**Collected data entries:**

## START

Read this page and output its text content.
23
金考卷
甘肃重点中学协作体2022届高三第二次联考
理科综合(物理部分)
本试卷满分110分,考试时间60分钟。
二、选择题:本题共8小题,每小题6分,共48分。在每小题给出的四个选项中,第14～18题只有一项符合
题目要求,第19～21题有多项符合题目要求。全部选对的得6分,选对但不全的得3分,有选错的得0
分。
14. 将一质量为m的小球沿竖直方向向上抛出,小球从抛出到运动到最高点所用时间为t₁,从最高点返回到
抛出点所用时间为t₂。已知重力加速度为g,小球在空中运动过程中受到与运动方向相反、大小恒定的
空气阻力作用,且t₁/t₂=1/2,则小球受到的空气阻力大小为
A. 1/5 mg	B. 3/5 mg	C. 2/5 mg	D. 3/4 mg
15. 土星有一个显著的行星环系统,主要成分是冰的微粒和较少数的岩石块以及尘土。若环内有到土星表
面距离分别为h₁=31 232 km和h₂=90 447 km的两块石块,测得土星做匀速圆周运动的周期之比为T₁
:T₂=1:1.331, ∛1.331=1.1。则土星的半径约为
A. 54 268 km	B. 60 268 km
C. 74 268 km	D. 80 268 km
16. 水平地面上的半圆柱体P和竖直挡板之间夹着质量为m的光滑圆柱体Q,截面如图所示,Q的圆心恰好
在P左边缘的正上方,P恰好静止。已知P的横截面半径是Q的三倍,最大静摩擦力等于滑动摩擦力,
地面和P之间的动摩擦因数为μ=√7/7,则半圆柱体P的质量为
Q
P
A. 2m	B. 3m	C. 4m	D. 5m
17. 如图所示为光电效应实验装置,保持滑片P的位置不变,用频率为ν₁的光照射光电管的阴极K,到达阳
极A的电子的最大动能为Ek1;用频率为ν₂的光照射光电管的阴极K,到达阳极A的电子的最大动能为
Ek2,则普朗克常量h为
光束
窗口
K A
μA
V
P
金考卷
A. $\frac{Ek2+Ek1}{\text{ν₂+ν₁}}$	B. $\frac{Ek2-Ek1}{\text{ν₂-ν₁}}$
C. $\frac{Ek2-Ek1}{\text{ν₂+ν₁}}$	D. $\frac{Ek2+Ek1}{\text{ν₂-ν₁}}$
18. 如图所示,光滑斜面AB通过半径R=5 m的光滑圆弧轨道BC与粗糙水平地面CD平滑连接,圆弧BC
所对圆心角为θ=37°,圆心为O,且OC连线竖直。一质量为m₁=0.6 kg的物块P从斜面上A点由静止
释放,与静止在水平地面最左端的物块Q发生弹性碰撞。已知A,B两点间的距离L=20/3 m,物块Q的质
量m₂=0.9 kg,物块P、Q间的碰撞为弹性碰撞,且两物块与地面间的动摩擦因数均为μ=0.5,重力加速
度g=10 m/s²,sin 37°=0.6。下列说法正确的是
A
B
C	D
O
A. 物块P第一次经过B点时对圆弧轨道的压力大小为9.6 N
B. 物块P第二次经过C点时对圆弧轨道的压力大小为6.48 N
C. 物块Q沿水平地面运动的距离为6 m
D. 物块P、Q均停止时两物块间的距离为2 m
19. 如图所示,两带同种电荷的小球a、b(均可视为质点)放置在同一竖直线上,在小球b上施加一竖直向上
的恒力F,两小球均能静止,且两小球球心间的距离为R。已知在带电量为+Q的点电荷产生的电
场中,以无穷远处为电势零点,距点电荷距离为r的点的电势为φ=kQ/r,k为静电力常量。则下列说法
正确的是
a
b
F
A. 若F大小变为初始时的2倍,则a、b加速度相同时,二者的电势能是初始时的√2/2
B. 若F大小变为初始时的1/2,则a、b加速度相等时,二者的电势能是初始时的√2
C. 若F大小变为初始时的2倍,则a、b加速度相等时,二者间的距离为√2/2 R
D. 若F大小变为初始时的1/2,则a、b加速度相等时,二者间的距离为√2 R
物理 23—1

## END

**What is expected:** Gather up every line from the listing above in which the word "二者间的距离为" occurs.

**Complete response:**
C. 若F大小变为初始时的2倍,则a、b加速度相等时,二者间的距离为√2/2 R
D. 若F大小变为初始时的1/2,则a、b加速度相等时,二者间的距离为√2 R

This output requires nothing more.